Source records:
· · · · ·
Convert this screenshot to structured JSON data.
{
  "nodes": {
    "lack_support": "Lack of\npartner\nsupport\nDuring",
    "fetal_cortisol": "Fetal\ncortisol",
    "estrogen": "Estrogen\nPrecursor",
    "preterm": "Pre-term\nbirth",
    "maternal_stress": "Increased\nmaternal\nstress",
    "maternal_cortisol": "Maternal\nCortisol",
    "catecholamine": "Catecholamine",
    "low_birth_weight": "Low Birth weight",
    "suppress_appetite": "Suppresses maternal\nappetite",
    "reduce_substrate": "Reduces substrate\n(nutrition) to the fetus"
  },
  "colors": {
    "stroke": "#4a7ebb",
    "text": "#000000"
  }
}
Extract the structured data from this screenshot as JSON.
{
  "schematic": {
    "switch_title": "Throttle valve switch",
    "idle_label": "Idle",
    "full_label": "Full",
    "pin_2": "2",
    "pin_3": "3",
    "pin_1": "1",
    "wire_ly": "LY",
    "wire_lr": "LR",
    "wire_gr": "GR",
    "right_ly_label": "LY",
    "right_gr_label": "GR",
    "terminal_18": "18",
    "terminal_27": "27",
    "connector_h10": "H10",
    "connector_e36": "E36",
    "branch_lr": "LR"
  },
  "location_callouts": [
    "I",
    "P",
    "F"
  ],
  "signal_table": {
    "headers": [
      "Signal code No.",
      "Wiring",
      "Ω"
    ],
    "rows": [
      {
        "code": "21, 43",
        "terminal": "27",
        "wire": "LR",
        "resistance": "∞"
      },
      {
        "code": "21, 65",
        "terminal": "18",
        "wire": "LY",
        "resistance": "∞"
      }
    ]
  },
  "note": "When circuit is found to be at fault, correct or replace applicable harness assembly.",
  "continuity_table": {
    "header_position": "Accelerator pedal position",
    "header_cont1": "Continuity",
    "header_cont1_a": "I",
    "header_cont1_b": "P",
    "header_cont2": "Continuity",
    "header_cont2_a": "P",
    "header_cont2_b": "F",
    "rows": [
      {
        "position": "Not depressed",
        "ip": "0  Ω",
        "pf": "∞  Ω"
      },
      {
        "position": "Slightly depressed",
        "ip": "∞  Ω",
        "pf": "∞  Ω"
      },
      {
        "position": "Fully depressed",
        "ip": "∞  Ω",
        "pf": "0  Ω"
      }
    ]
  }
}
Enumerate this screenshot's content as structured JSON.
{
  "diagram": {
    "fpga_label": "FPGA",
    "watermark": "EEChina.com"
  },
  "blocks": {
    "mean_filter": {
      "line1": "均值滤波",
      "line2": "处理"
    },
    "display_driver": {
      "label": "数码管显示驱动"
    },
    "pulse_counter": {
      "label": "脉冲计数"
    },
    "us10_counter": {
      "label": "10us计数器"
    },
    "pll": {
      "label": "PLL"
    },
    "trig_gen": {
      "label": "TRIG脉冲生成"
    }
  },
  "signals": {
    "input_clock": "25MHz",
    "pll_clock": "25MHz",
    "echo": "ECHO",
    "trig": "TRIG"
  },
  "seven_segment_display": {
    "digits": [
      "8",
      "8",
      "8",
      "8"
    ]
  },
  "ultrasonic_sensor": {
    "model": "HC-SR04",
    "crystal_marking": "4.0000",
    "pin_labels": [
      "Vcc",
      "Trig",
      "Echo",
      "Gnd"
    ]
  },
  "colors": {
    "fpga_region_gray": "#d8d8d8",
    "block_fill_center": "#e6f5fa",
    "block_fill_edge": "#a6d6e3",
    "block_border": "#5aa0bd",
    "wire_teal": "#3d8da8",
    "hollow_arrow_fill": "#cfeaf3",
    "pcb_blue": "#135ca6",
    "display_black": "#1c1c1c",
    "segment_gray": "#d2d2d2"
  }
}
· · · · ·
- WORK TO DO
Nothing should be changed: write out all of the data as is.

- CORRECT ANSWER
Convert this screenshot to structured JSON data.
{
  "nodes": {
    "lack_support": "Lack of\npartner\nsupport\nDuring",
    "fetal_cortisol": "Fetal\ncortisol",
    "estrogen": "Estrogen\nPrecursor",
    "preterm": "Pre-term\nbirth",
    "maternal_stress": "Increased\nmaternal\nstress",
    "maternal_cortisol": "Maternal\nCortisol",
    "catecholamine": "Catecholamine",
    "low_birth_weight": "Low Birth weight",
    "suppress_appetite": "Suppresses maternal\nappetite",
    "reduce_substrate": "Reduces substrate\n(nutrition) to the fetus"
  },
  "colors": {
    "stroke": "#4a7ebb",
    "text": "#000000"
  }
}
Extract the structured data from this screenshot as JSON.
{
  "schematic": {
    "switch_title": "Throttle valve switch",
    "idle_label": "Idle",
    "full_label": "Full",
    "pin_2": "2",
    "pin_3": "3",
    "pin_1": "1",
    "wire_ly": "LY",
    "wire_lr": "LR",
    "wire_gr": "GR",
    "right_ly_label": "LY",
    "right_gr_label": "GR",
    "terminal_18": "18",
    "terminal_27": "27",
    "connector_h10": "H10",
    "connector_e36": "E36",
    "branch_lr": "LR"
  },
  "location_callouts": [
    "I",
    "P",
    "F"
  ],
  "signal_table": {
    "headers": [
      "Signal code No.",
      "Wiring",
      "Ω"
    ],
    "rows": [
      {
        "code": "21, 43",
        "terminal": "27",
        "wire": "LR",
        "resistance": "∞"
      },
      {
        "code": "21, 65",
        "terminal": "18",
        "wire": "LY",
        "resistance": "∞"
      }
    ]
  },
  "note": "When circuit is found to be at fault, correct or replace applicable harness assembly.",
  "continuity_table": {
    "header_position": "Accelerator pedal position",
    "header_cont1": "Continuity",
    "header_cont1_a": "I",
    "header_cont1_b": "P",
    "header_cont2": "Continuity",
    "header_cont2_a": "P",
    "header_cont2_b": "F",
    "rows": [
      {
        "position": "Not depressed",
        "ip": "0  Ω",
        "pf": "∞  Ω"
      },
      {
        "position": "Slightly depressed",
        "ip": "∞  Ω",
        "pf": "∞  Ω"
      },
      {
        "position": "Fully depressed",
        "ip": "∞  Ω",
        "pf": "0  Ω"
      }
    ]
  }
}
Enumerate this screenshot's content as structured JSON.
{
  "diagram": {
    "fpga_label": "FPGA",
    "watermark": "EEChina.com"
  },
  "blocks": {
    "mean_filter": {
      "line1": "均值滤波",
      "line2": "处理"
    },
    "display_driver": {
      "label": "数码管显示驱动"
    },
    "pulse_counter": {
      "label": "脉冲计数"
    },
    "us10_counter": {
      "label": "10us计数器"
    },
    "pll": {
      "label": "PLL"
    },
    "trig_gen": {
      "label": "TRIG脉冲生成"
    }
  },
  "signals": {
    "input_clock": "25MHz",
    "pll_clock": "25MHz",
    "echo": "ECHO",
    "trig": "TRIG"
  },
  "seven_segment_display": {
    "digits": [
      "8",
      "8",
      "8",
      "8"
    ]
  },
  "ultrasonic_sensor": {
    "model": "HC-SR04",
    "crystal_marking": "4.0000",
    "pin_labels": [
      "Vcc",
      "Trig",
      "Echo",
      "Gnd"
    ]
  },
  "colors": {
    "fpga_region_gray": "#d8d8d8",
    "block_fill_center": "#e6f5fa",
    "block_fill_edge": "#a6d6e3",
    "block_border": "#5aa0bd",
    "wire_teal": "#3d8da8",
    "hollow_arrow_fill": "#cfeaf3",
    "pcb_blue": "#135ca6",
    "display_black": "#1c1c1c",
    "segment_gray": "#d2d2d2"
  }
}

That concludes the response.